- Work instructions -
Pick out the lines containing "title".

Items listed in a dataset:

* * * * * * *

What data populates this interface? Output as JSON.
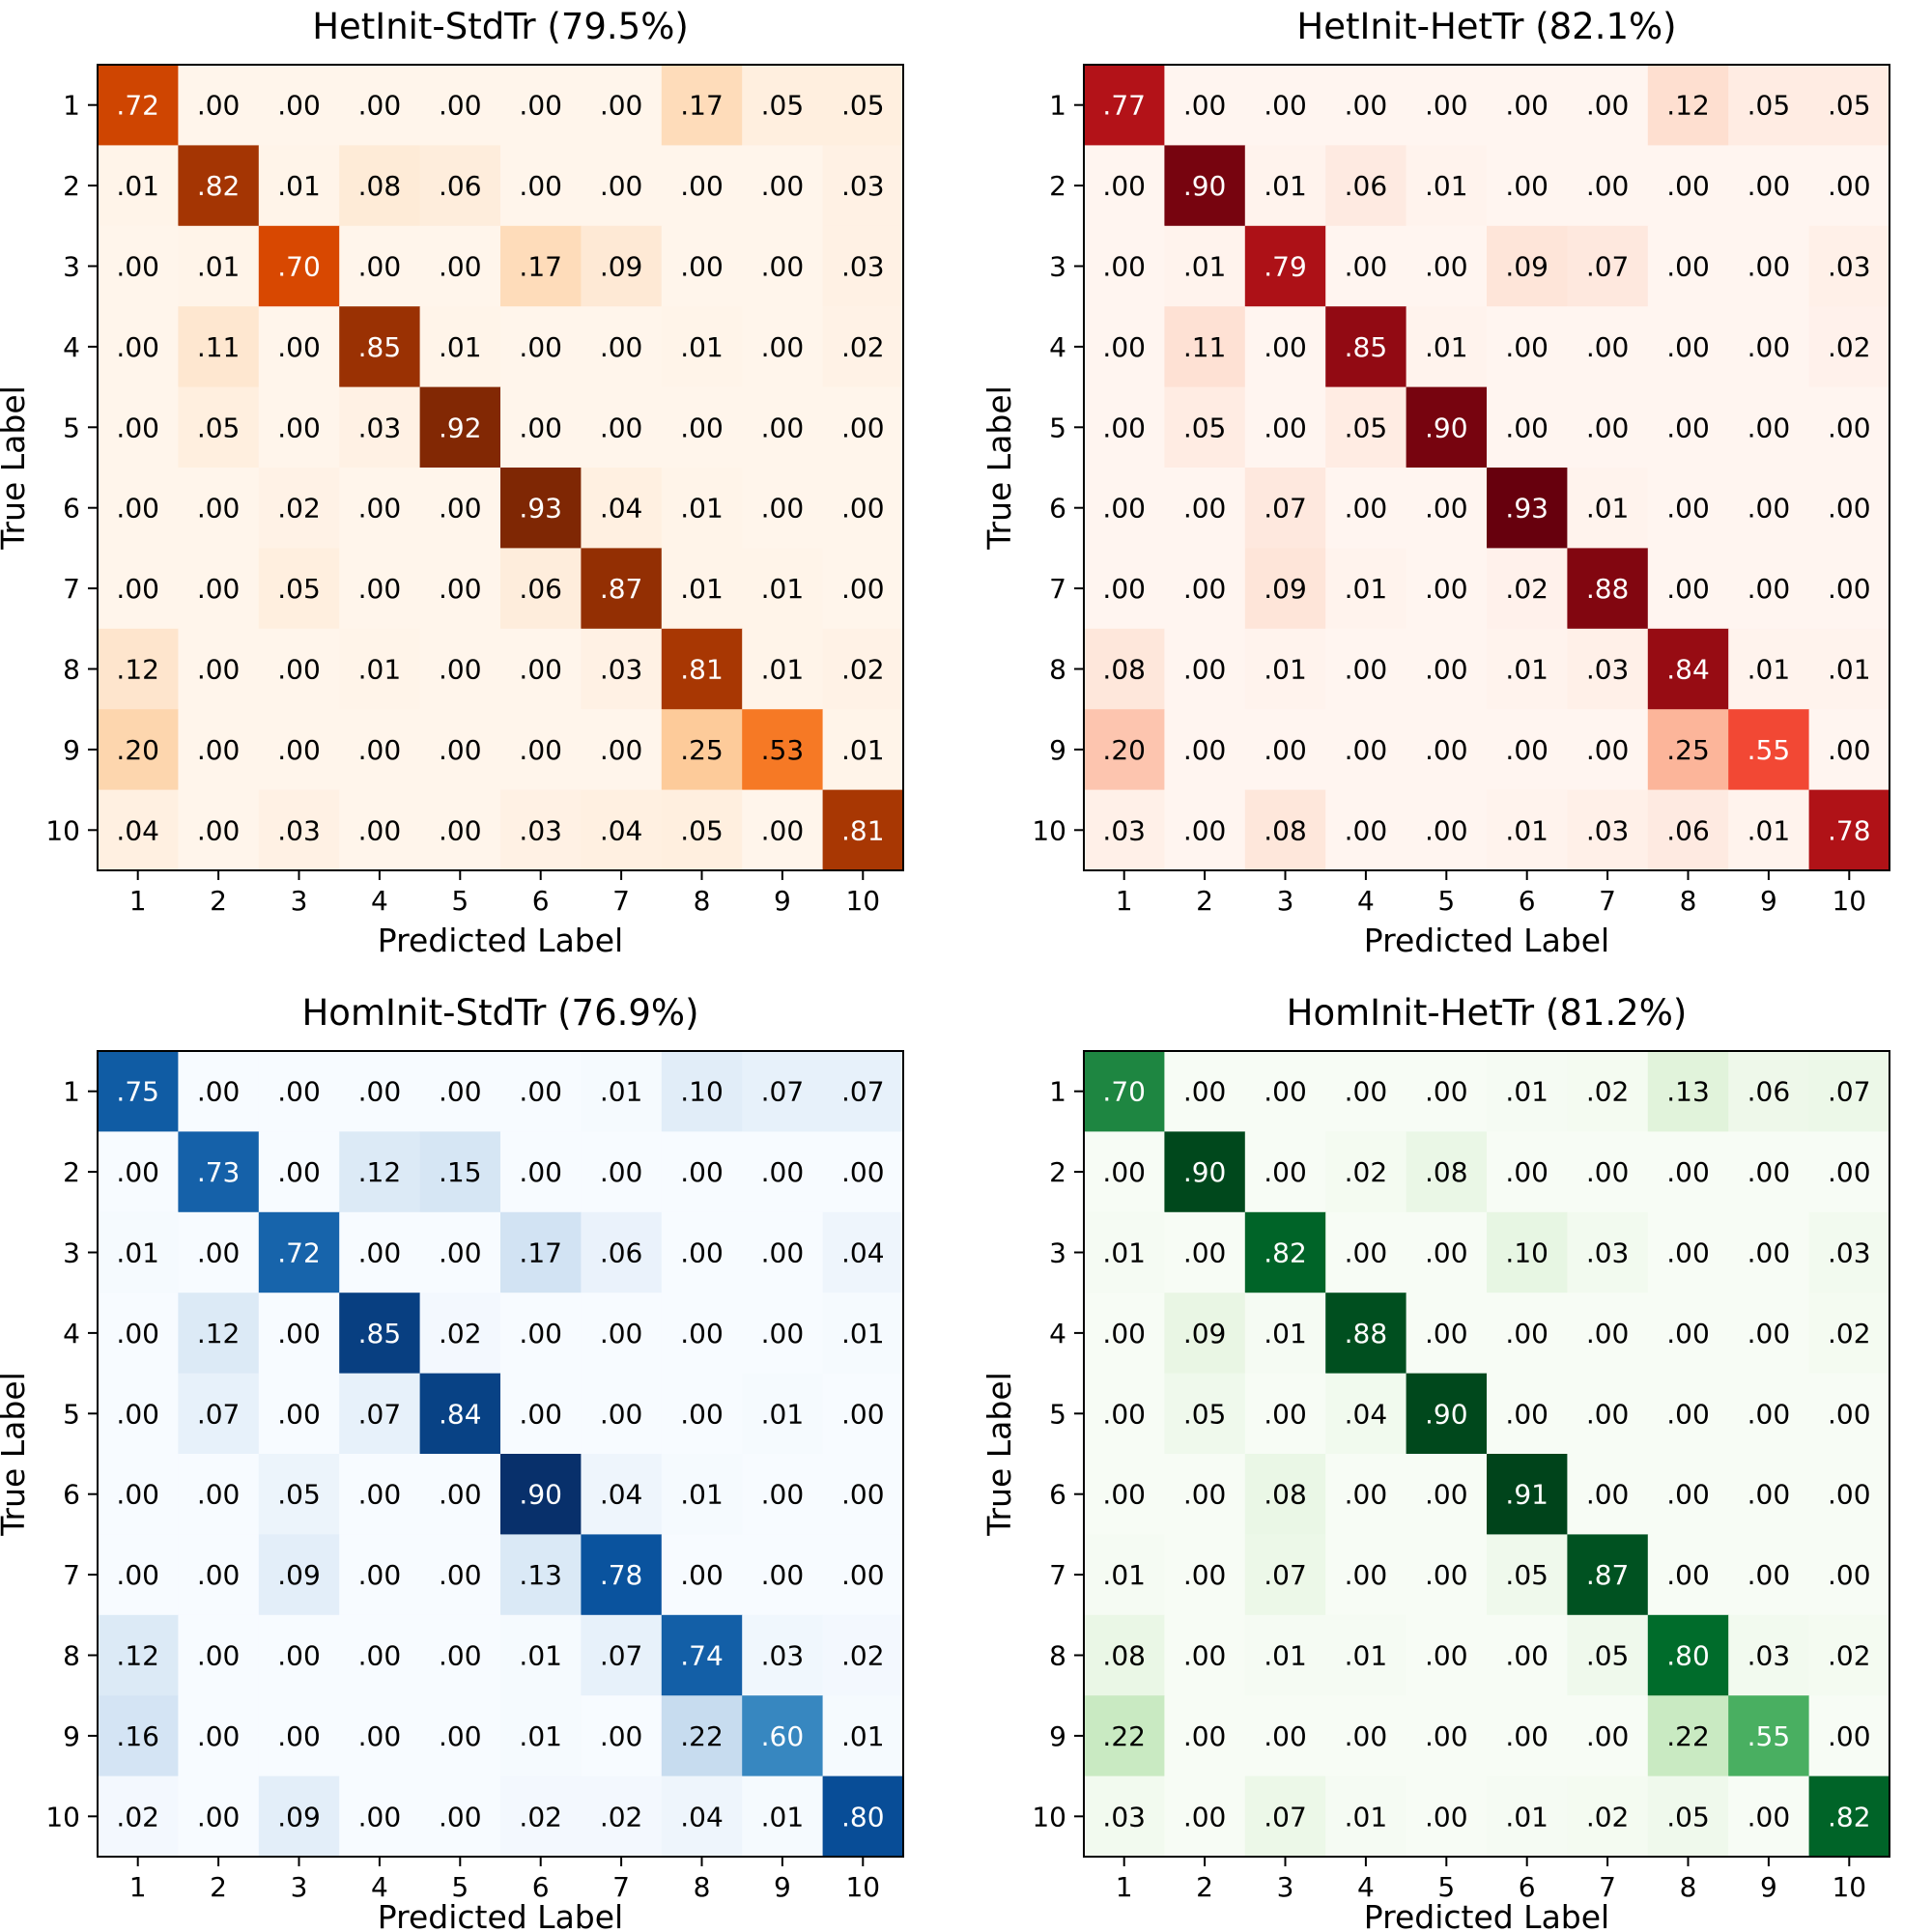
{
  "chart_data": [
    {
      "type": "heatmap",
      "title": "HetInit-StdTr (79.5%)",
      "xlabel": "Predicted Label",
      "ylabel": "True Label",
      "x_categories": [
        "1",
        "2",
        "3",
        "4",
        "5",
        "6",
        "7",
        "8",
        "9",
        "10"
      ],
      "y_categories": [
        "1",
        "2",
        "3",
        "4",
        "5",
        "6",
        "7",
        "8",
        "9",
        "10"
      ],
      "colormap": "Oranges",
      "color_low": "#fff5eb",
      "color_high": "#7f2704",
      "value_range": [
        0,
        1
      ],
      "values": [
        [
          0.72,
          0.0,
          0.0,
          0.0,
          0.0,
          0.0,
          0.0,
          0.17,
          0.05,
          0.05
        ],
        [
          0.01,
          0.82,
          0.01,
          0.08,
          0.06,
          0.0,
          0.0,
          0.0,
          0.0,
          0.03
        ],
        [
          0.0,
          0.01,
          0.7,
          0.0,
          0.0,
          0.17,
          0.09,
          0.0,
          0.0,
          0.03
        ],
        [
          0.0,
          0.11,
          0.0,
          0.85,
          0.01,
          0.0,
          0.0,
          0.01,
          0.0,
          0.02
        ],
        [
          0.0,
          0.05,
          0.0,
          0.03,
          0.92,
          0.0,
          0.0,
          0.0,
          0.0,
          0.0
        ],
        [
          0.0,
          0.0,
          0.02,
          0.0,
          0.0,
          0.93,
          0.04,
          0.01,
          0.0,
          0.0
        ],
        [
          0.0,
          0.0,
          0.05,
          0.0,
          0.0,
          0.06,
          0.87,
          0.01,
          0.01,
          0.0
        ],
        [
          0.12,
          0.0,
          0.0,
          0.01,
          0.0,
          0.0,
          0.03,
          0.81,
          0.01,
          0.02
        ],
        [
          0.2,
          0.0,
          0.0,
          0.0,
          0.0,
          0.0,
          0.0,
          0.25,
          0.53,
          0.01
        ],
        [
          0.04,
          0.0,
          0.03,
          0.0,
          0.0,
          0.03,
          0.04,
          0.05,
          0.0,
          0.81
        ]
      ]
    },
    {
      "type": "heatmap",
      "title": "HetInit-HetTr (82.1%)",
      "xlabel": "Predicted Label",
      "ylabel": "True Label",
      "x_categories": [
        "1",
        "2",
        "3",
        "4",
        "5",
        "6",
        "7",
        "8",
        "9",
        "10"
      ],
      "y_categories": [
        "1",
        "2",
        "3",
        "4",
        "5",
        "6",
        "7",
        "8",
        "9",
        "10"
      ],
      "colormap": "Reds",
      "color_low": "#fff5f0",
      "color_high": "#67000d",
      "value_range": [
        0,
        1
      ],
      "values": [
        [
          0.77,
          0.0,
          0.0,
          0.0,
          0.0,
          0.0,
          0.0,
          0.12,
          0.05,
          0.05
        ],
        [
          0.0,
          0.9,
          0.01,
          0.06,
          0.01,
          0.0,
          0.0,
          0.0,
          0.0,
          0.0
        ],
        [
          0.0,
          0.01,
          0.79,
          0.0,
          0.0,
          0.09,
          0.07,
          0.0,
          0.0,
          0.03
        ],
        [
          0.0,
          0.11,
          0.0,
          0.85,
          0.01,
          0.0,
          0.0,
          0.0,
          0.0,
          0.02
        ],
        [
          0.0,
          0.05,
          0.0,
          0.05,
          0.9,
          0.0,
          0.0,
          0.0,
          0.0,
          0.0
        ],
        [
          0.0,
          0.0,
          0.07,
          0.0,
          0.0,
          0.93,
          0.01,
          0.0,
          0.0,
          0.0
        ],
        [
          0.0,
          0.0,
          0.09,
          0.01,
          0.0,
          0.02,
          0.88,
          0.0,
          0.0,
          0.0
        ],
        [
          0.08,
          0.0,
          0.01,
          0.0,
          0.0,
          0.01,
          0.03,
          0.84,
          0.01,
          0.01
        ],
        [
          0.2,
          0.0,
          0.0,
          0.0,
          0.0,
          0.0,
          0.0,
          0.25,
          0.55,
          0.0
        ],
        [
          0.03,
          0.0,
          0.08,
          0.0,
          0.0,
          0.01,
          0.03,
          0.06,
          0.01,
          0.78
        ]
      ]
    },
    {
      "type": "heatmap",
      "title": "HomInit-StdTr (76.9%)",
      "xlabel": "Predicted Label",
      "ylabel": "True Label",
      "x_categories": [
        "1",
        "2",
        "3",
        "4",
        "5",
        "6",
        "7",
        "8",
        "9",
        "10"
      ],
      "y_categories": [
        "1",
        "2",
        "3",
        "4",
        "5",
        "6",
        "7",
        "8",
        "9",
        "10"
      ],
      "colormap": "Blues",
      "color_low": "#f7fbff",
      "color_high": "#08306b",
      "value_range": [
        0,
        1
      ],
      "values": [
        [
          0.75,
          0.0,
          0.0,
          0.0,
          0.0,
          0.0,
          0.01,
          0.1,
          0.07,
          0.07
        ],
        [
          0.0,
          0.73,
          0.0,
          0.12,
          0.15,
          0.0,
          0.0,
          0.0,
          0.0,
          0.0
        ],
        [
          0.01,
          0.0,
          0.72,
          0.0,
          0.0,
          0.17,
          0.06,
          0.0,
          0.0,
          0.04
        ],
        [
          0.0,
          0.12,
          0.0,
          0.85,
          0.02,
          0.0,
          0.0,
          0.0,
          0.0,
          0.01
        ],
        [
          0.0,
          0.07,
          0.0,
          0.07,
          0.84,
          0.0,
          0.0,
          0.0,
          0.01,
          0.0
        ],
        [
          0.0,
          0.0,
          0.05,
          0.0,
          0.0,
          0.9,
          0.04,
          0.01,
          0.0,
          0.0
        ],
        [
          0.0,
          0.0,
          0.09,
          0.0,
          0.0,
          0.13,
          0.78,
          0.0,
          0.0,
          0.0
        ],
        [
          0.12,
          0.0,
          0.0,
          0.0,
          0.0,
          0.01,
          0.07,
          0.74,
          0.03,
          0.02
        ],
        [
          0.16,
          0.0,
          0.0,
          0.0,
          0.0,
          0.01,
          0.0,
          0.22,
          0.6,
          0.01
        ],
        [
          0.02,
          0.0,
          0.09,
          0.0,
          0.0,
          0.02,
          0.02,
          0.04,
          0.01,
          0.8
        ]
      ]
    },
    {
      "type": "heatmap",
      "title": "HomInit-HetTr (81.2%)",
      "xlabel": "Predicted Label",
      "ylabel": "True Label",
      "x_categories": [
        "1",
        "2",
        "3",
        "4",
        "5",
        "6",
        "7",
        "8",
        "9",
        "10"
      ],
      "y_categories": [
        "1",
        "2",
        "3",
        "4",
        "5",
        "6",
        "7",
        "8",
        "9",
        "10"
      ],
      "colormap": "Greens",
      "color_low": "#f7fcf5",
      "color_high": "#00441b",
      "value_range": [
        0,
        1
      ],
      "values": [
        [
          0.7,
          0.0,
          0.0,
          0.0,
          0.0,
          0.01,
          0.02,
          0.13,
          0.06,
          0.07
        ],
        [
          0.0,
          0.9,
          0.0,
          0.02,
          0.08,
          0.0,
          0.0,
          0.0,
          0.0,
          0.0
        ],
        [
          0.01,
          0.0,
          0.82,
          0.0,
          0.0,
          0.1,
          0.03,
          0.0,
          0.0,
          0.03
        ],
        [
          0.0,
          0.09,
          0.01,
          0.88,
          0.0,
          0.0,
          0.0,
          0.0,
          0.0,
          0.02
        ],
        [
          0.0,
          0.05,
          0.0,
          0.04,
          0.9,
          0.0,
          0.0,
          0.0,
          0.0,
          0.0
        ],
        [
          0.0,
          0.0,
          0.08,
          0.0,
          0.0,
          0.91,
          0.0,
          0.0,
          0.0,
          0.0
        ],
        [
          0.01,
          0.0,
          0.07,
          0.0,
          0.0,
          0.05,
          0.87,
          0.0,
          0.0,
          0.0
        ],
        [
          0.08,
          0.0,
          0.01,
          0.01,
          0.0,
          0.0,
          0.05,
          0.8,
          0.03,
          0.02
        ],
        [
          0.22,
          0.0,
          0.0,
          0.0,
          0.0,
          0.0,
          0.0,
          0.22,
          0.55,
          0.0
        ],
        [
          0.03,
          0.0,
          0.07,
          0.01,
          0.0,
          0.01,
          0.02,
          0.05,
          0.0,
          0.82
        ]
      ]
    }
  ]
}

* * * * * * *

- Correct output -
      "title": "HetInit-StdTr (79.5%)",
      "title": "HetInit-HetTr (82.1%)",
      "title": "HomInit-StdTr (76.9%)",
      "title": "HomInit-HetTr (81.2%)",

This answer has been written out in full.